• _TEXT_:

* * * *

Mike Smyth has been chair of Energy4All, a family of 30 independent renewable energy co-ops, since 2014. He also chairs the Schools’ Energy Co-operative and the Wey Valley Solar Schools Energy Co-operative. Previously, he was chair of Friends of the Earth Trust from 2002-2012, following a career in law.
How did you get involved with Energy4All and community energy?
I had been very concerned about environmental issues and climate change for decades and was chair of the Friends of the Earth Trust until 2012. I saw an advert for Baywind, the first of the community energy organisations, some 20 years ago, thought it was brilliant, and joined them. When I retired from my legal practice in 2004, to spend more time on environmental activities, I went along to a meeting of Energy4All and I could see it needed help with restructuring. I was impressed by the quality of Energy4All’s representatives and volunteered to help in about 2005. I got the community energy bug and now I’m a full-time volunteer. I’m a solicitor by background and it’s good to use those skills for something I care about. I joined the Energy4All board soon after I started volunteering, and was later asked to chair the organisation.
What are some notable achievements of Energy4All?

* * * *

• _INFORMATION PROVIDED_:
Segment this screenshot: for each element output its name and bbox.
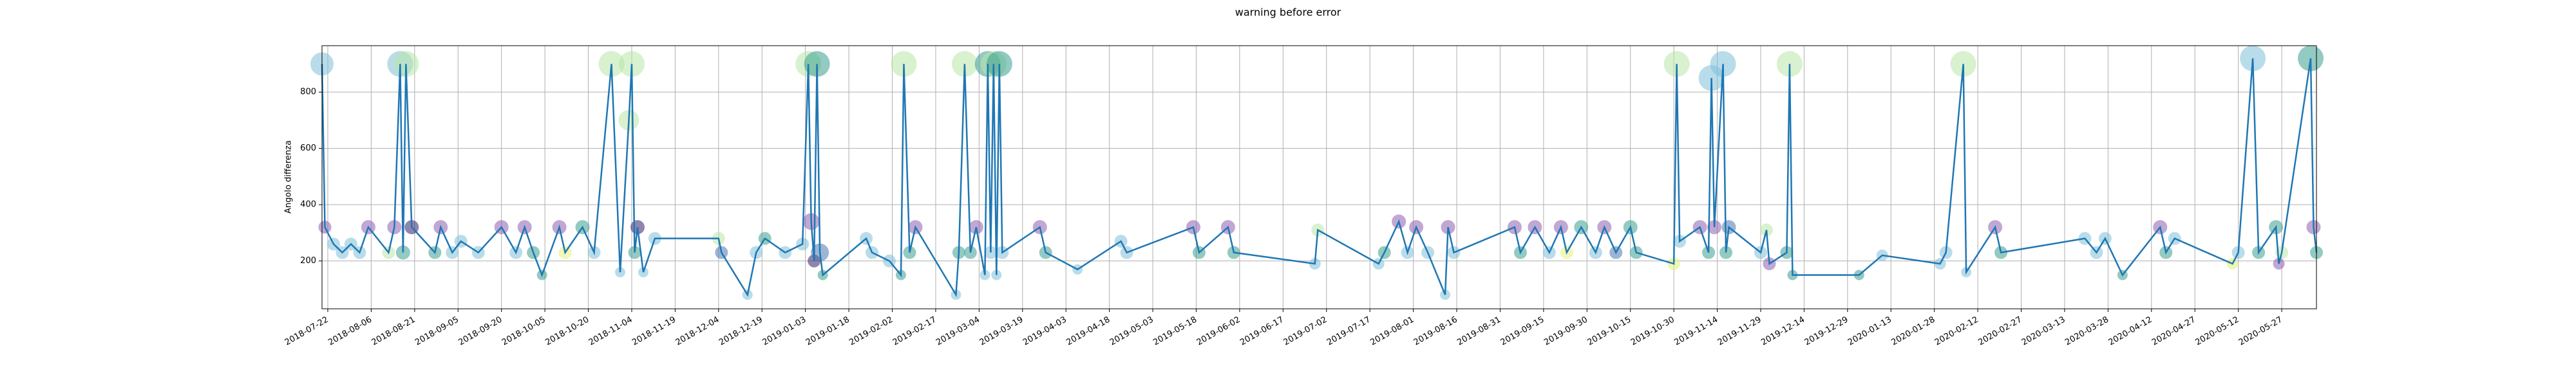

* * * *

• _SET PROBLEM A_: From the Energy4All interview text, echo the passage between "I had been very" and "achievements of Energy4All?", inclusive.
• _SET PROBLEM B_: Continue the Energy4All interview from the point where it stops.

• _FINAL RESULT A_:
I had been very concerned about environmental issues and climate change for decades and was chair of the Friends of the Earth Trust until 2012. I saw an advert for Baywind, the first of the community energy organisations, some 20 years ago, thought it was brilliant, and joined them. When I retired from my legal practice in 2004, to spend more time on environmental activities, I went along to a meeting of Energy4All and I could see it needed help with restructuring. I was impressed by the quality of Energy4All’s representatives and volunteered to help in about 2005. I got the community energy bug and now I’m a full-time volunteer. I’m a solicitor by background and it’s good to use those skills for something I care about. I joined the Energy4All board soon after I started volunteering, and was later asked to chair the organisation.
What are some notable achievements of Energy4All?

• _FINAL RESULT B_:
One of them is High Winds – the successor to Baywind, installed on the Harlock Hill site in Cumbria when the Baywind turbines were decommissioned. The new installation is twice as powerful; Energy4All worked with the co-op’s members to acquire the neighbouring Mean Moor windfarm, giving it a total of five turbines.
Another is the Schools Energy Co-op, which focuses on putting solar panels on schools and other public buildings. We put solar on the roof of the cloister at Salisbury Cathedral – being trusted with such iconic and important building was a great honour. When the sun’s out, it will power the cathedral, the gift shop, the cafe, and the offices.
Energy4All also worked with M&S to set up a business installing solar panels on some of its stores – which allowed us to use its brand, as the M&S Energy Society. To work with a big company like this was a great feather in our cap.
I’d also like to mention Springbok, which supplies wood-fuelled district heating in a hamlet on the Surrey / Sussex borders. We replaced 20 oil boilers with wood from adjacent woodland. It’s a site run by the Care Ashore charity which gives accommodation and respite care for retired mariners. It allowed the adjacent woodlands to come back into management, which is beneficial for wildlife, so it’s a great mixture of energy and nature. There’s been a huge increase in the number of butterflies; before the project, there was just one species of butterfly and that’s now up to 26, with the wood white, a very rare species, now breeding.
What lessons are there from the UK’s looming gas energy crisis?
This is wholly self-inflicted. If you’re not going to have gas storage, prohibit wind farms in England, stop Feed-in Tariffs for solar, haven’t given any offshore wind projects the go-ahead for a decade and you withdraw from the EU energy market, you shouldn’t wonder why you’ve created an energy crisis. The policy was designed to cause one.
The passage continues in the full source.